/---
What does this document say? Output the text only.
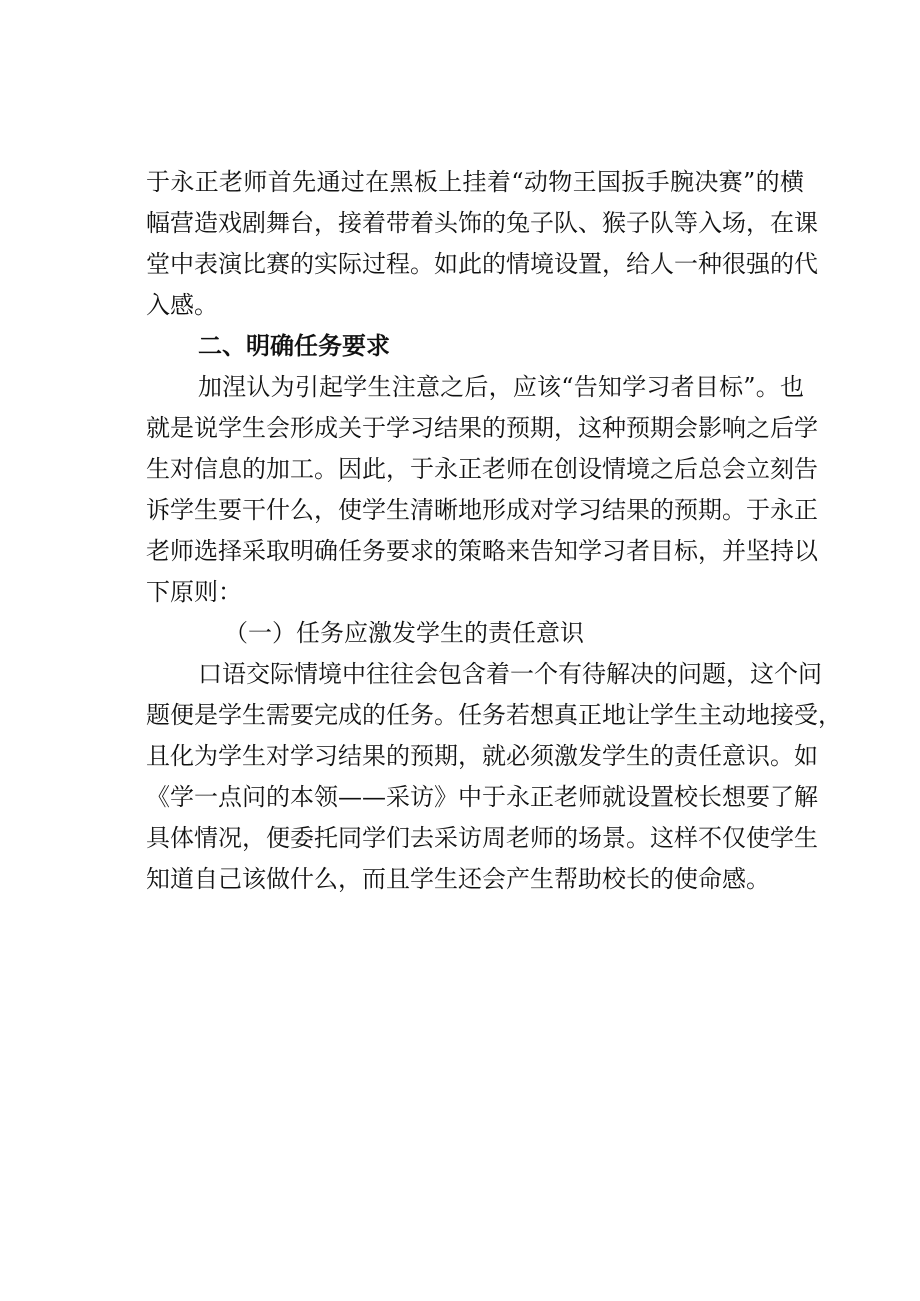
于永正老师首先通过在黑板上挂着“动物王国扳手腕决赛”的横
幅营造戏剧舞台，接着带着头饰的兔子队、猴子队等入场，在课
堂中表演比赛的实际过程。如此的情境设置，给人一种很强的代
入感。
二、明确任务要求
加涅认为引起学生注意之后，应该“告知学习者目标”。也
就是说学生会形成关于学习结果的预期，这种预期会影响之后学
生对信息的加工。因此，于永正老师在创设情境之后总会立刻告
诉学生要干什么，使学生清晰地形成对学习结果的预期。于永正
老师选择采取明确任务要求的策略来告知学习者目标，并坚持以
下原则：
（一）任务应激发学生的责任意识
口语交际情境中往往会包含着一个有待解决的问题，这个问
题便是学生需要完成的任务。任务若想真正地让学生主动地接受，
且化为学生对学习结果的预期，就必须激发学生的责任意识。如
《学一点问的本领——采访》中于永正老师就设置校长想要了解
具体情况，便委托同学们去采访周老师的场景。这样不仅使学生
知道自己该做什么，而且学生还会产生帮助校长的使命感。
\---
*What needs to be done:* Every line of text is to be repeated exactly; pictures are left out.

*Problem solution:*
What does this document say? Output the text only.
于永正老师首先通过在黑板上挂着“动物王国扳手腕决赛”的横
幅营造戏剧舞台，接着带着头饰的兔子队、猴子队等入场，在课
堂中表演比赛的实际过程。如此的情境设置，给人一种很强的代
入感。
二、明确任务要求
加涅认为引起学生注意之后，应该“告知学习者目标”。也
就是说学生会形成关于学习结果的预期，这种预期会影响之后学
生对信息的加工。因此，于永正老师在创设情境之后总会立刻告
诉学生要干什么，使学生清晰地形成对学习结果的预期。于永正
老师选择采取明确任务要求的策略来告知学习者目标，并坚持以
下原则：
（一）任务应激发学生的责任意识
口语交际情境中往往会包含着一个有待解决的问题，这个问
题便是学生需要完成的任务。任务若想真正地让学生主动地接受，
且化为学生对学习结果的预期，就必须激发学生的责任意识。如
《学一点问的本领——采访》中于永正老师就设置校长想要了解
具体情况，便委托同学们去采访周老师的场景。这样不仅使学生
知道自己该做什么，而且学生还会产生帮助校长的使命感。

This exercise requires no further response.